>>>>

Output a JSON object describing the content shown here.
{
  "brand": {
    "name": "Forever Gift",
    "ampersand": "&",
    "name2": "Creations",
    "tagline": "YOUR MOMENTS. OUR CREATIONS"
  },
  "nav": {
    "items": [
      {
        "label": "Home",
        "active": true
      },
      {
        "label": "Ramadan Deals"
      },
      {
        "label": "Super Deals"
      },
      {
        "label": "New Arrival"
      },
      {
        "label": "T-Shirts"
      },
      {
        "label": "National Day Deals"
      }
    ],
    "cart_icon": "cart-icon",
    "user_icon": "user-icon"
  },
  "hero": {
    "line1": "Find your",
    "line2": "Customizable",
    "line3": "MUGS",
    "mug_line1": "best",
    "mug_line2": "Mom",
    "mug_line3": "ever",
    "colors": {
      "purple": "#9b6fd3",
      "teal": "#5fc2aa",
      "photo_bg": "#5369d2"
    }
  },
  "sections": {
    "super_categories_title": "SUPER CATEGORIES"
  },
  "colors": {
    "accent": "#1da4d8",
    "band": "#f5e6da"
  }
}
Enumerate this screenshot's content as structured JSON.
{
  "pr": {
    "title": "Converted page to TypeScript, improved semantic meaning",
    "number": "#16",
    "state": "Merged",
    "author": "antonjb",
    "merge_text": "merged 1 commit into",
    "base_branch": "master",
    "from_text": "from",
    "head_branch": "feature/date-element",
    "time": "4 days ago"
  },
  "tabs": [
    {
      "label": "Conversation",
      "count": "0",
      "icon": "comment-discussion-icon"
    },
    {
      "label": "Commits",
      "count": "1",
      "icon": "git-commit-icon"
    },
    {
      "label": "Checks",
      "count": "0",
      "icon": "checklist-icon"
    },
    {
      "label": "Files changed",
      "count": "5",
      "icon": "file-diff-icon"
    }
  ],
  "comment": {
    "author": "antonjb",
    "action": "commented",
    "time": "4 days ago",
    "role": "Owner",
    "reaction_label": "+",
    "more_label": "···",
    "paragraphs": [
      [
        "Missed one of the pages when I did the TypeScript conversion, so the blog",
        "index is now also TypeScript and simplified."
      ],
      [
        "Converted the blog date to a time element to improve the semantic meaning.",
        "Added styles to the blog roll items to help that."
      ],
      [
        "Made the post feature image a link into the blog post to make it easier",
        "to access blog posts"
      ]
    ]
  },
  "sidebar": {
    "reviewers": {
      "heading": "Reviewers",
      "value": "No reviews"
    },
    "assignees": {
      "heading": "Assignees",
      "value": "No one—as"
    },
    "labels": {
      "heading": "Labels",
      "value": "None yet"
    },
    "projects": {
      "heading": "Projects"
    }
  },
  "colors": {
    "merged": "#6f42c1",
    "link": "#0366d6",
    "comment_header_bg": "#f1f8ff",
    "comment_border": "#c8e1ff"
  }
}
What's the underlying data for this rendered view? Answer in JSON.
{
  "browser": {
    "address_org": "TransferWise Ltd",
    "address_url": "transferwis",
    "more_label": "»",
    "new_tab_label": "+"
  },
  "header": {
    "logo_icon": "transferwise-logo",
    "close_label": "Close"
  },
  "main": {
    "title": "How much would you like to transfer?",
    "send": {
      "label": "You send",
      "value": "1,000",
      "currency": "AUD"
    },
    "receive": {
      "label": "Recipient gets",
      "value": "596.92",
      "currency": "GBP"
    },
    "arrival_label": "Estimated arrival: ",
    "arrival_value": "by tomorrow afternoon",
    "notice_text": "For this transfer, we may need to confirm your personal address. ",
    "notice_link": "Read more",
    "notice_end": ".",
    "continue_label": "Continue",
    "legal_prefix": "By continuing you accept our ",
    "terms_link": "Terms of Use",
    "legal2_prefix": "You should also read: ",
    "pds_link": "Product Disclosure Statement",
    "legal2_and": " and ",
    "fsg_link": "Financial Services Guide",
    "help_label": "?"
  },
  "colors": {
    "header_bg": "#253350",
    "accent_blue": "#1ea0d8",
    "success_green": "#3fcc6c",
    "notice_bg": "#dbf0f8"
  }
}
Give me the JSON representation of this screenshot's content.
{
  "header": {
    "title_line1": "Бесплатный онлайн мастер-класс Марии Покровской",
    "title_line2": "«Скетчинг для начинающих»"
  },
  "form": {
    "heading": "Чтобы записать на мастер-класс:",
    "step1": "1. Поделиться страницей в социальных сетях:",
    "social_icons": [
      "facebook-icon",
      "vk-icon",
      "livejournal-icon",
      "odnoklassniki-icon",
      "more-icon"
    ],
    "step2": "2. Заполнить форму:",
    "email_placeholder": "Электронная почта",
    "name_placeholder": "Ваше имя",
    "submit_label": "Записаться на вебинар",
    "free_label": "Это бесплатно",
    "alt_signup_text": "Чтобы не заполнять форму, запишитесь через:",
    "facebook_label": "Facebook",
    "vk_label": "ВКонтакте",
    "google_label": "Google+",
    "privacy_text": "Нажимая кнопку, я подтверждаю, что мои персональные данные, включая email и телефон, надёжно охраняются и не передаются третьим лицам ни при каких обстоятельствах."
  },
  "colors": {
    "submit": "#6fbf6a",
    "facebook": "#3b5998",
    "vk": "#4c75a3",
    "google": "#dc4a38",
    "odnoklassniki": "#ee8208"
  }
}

<<<<

*SHORT PROBLEM*:
Transcribe the material above word for word.

*ANSWER TO THE TASK*:
Output a JSON object describing the content shown here.
{
  "brand": {
    "name": "Forever Gift",
    "ampersand": "&",
    "name2": "Creations",
    "tagline": "YOUR MOMENTS. OUR CREATIONS"
  },
  "nav": {
    "items": [
      {
        "label": "Home",
        "active": true
      },
      {
        "label": "Ramadan Deals"
      },
      {
        "label": "Super Deals"
      },
      {
        "label": "New Arrival"
      },
      {
        "label": "T-Shirts"
      },
      {
        "label": "National Day Deals"
      }
    ],
    "cart_icon": "cart-icon",
    "user_icon": "user-icon"
  },
  "hero": {
    "line1": "Find your",
    "line2": "Customizable",
    "line3": "MUGS",
    "mug_line1": "best",
    "mug_line2": "Mom",
    "mug_line3": "ever",
    "colors": {
      "purple": "#9b6fd3",
      "teal": "#5fc2aa",
      "photo_bg": "#5369d2"
    }
  },
  "sections": {
    "super_categories_title": "SUPER CATEGORIES"
  },
  "colors": {
    "accent": "#1da4d8",
    "band": "#f5e6da"
  }
}
Enumerate this screenshot's content as structured JSON.
{
  "pr": {
    "title": "Converted page to TypeScript, improved semantic meaning",
    "number": "#16",
    "state": "Merged",
    "author": "antonjb",
    "merge_text": "merged 1 commit into",
    "base_branch": "master",
    "from_text": "from",
    "head_branch": "feature/date-element",
    "time": "4 days ago"
  },
  "tabs": [
    {
      "label": "Conversation",
      "count": "0",
      "icon": "comment-discussion-icon"
    },
    {
      "label": "Commits",
      "count": "1",
      "icon": "git-commit-icon"
    },
    {
      "label": "Checks",
      "count": "0",
      "icon": "checklist-icon"
    },
    {
      "label": "Files changed",
      "count": "5",
      "icon": "file-diff-icon"
    }
  ],
  "comment": {
    "author": "antonjb",
    "action": "commented",
    "time": "4 days ago",
    "role": "Owner",
    "reaction_label": "+",
    "more_label": "···",
    "paragraphs": [
      [
        "Missed one of the pages when I did the TypeScript conversion, so the blog",
        "index is now also TypeScript and simplified."
      ],
      [
        "Converted the blog date to a time element to improve the semantic meaning.",
        "Added styles to the blog roll items to help that."
      ],
      [
        "Made the post feature image a link into the blog post to make it easier",
        "to access blog posts"
      ]
    ]
  },
  "sidebar": {
    "reviewers": {
      "heading": "Reviewers",
      "value": "No reviews"
    },
    "assignees": {
      "heading": "Assignees",
      "value": "No one—as"
    },
    "labels": {
      "heading": "Labels",
      "value": "None yet"
    },
    "projects": {
      "heading": "Projects"
    }
  },
  "colors": {
    "merged": "#6f42c1",
    "link": "#0366d6",
    "comment_header_bg": "#f1f8ff",
    "comment_border": "#c8e1ff"
  }
}
What's the underlying data for this rendered view? Answer in JSON.
{
  "browser": {
    "address_org": "TransferWise Ltd",
    "address_url": "transferwis",
    "more_label": "»",
    "new_tab_label": "+"
  },
  "header": {
    "logo_icon": "transferwise-logo",
    "close_label": "Close"
  },
  "main": {
    "title": "How much would you like to transfer?",
    "send": {
      "label": "You send",
      "value": "1,000",
      "currency": "AUD"
    },
    "receive": {
      "label": "Recipient gets",
      "value": "596.92",
      "currency": "GBP"
    },
    "arrival_label": "Estimated arrival: ",
    "arrival_value": "by tomorrow afternoon",
    "notice_text": "For this transfer, we may need to confirm your personal address. ",
    "notice_link": "Read more",
    "notice_end": ".",
    "continue_label": "Continue",
    "legal_prefix": "By continuing you accept our ",
    "terms_link": "Terms of Use",
    "legal2_prefix": "You should also read: ",
    "pds_link": "Product Disclosure Statement",
    "legal2_and": " and ",
    "fsg_link": "Financial Services Guide",
    "help_label": "?"
  },
  "colors": {
    "header_bg": "#253350",
    "accent_blue": "#1ea0d8",
    "success_green": "#3fcc6c",
    "notice_bg": "#dbf0f8"
  }
}
Give me the JSON representation of this screenshot's content.
{
  "header": {
    "title_line1": "Бесплатный онлайн мастер-класс Марии Покровской",
    "title_line2": "«Скетчинг для начинающих»"
  },
  "form": {
    "heading": "Чтобы записать на мастер-класс:",
    "step1": "1. Поделиться страницей в социальных сетях:",
    "social_icons": [
      "facebook-icon",
      "vk-icon",
      "livejournal-icon",
      "odnoklassniki-icon",
      "more-icon"
    ],
    "step2": "2. Заполнить форму:",
    "email_placeholder": "Электронная почта",
    "name_placeholder": "Ваше имя",
    "submit_label": "Записаться на вебинар",
    "free_label": "Это бесплатно",
    "alt_signup_text": "Чтобы не заполнять форму, запишитесь через:",
    "facebook_label": "Facebook",
    "vk_label": "ВКонтакте",
    "google_label": "Google+",
    "privacy_text": "Нажимая кнопку, я подтверждаю, что мои персональные данные, включая email и телефон, надёжно охраняются и не передаются третьим лицам ни при каких обстоятельствах."
  },
  "colors": {
    "submit": "#6fbf6a",
    "facebook": "#3b5998",
    "vk": "#4c75a3",
    "google": "#dc4a38",
    "odnoklassniki": "#ee8208"
  }
}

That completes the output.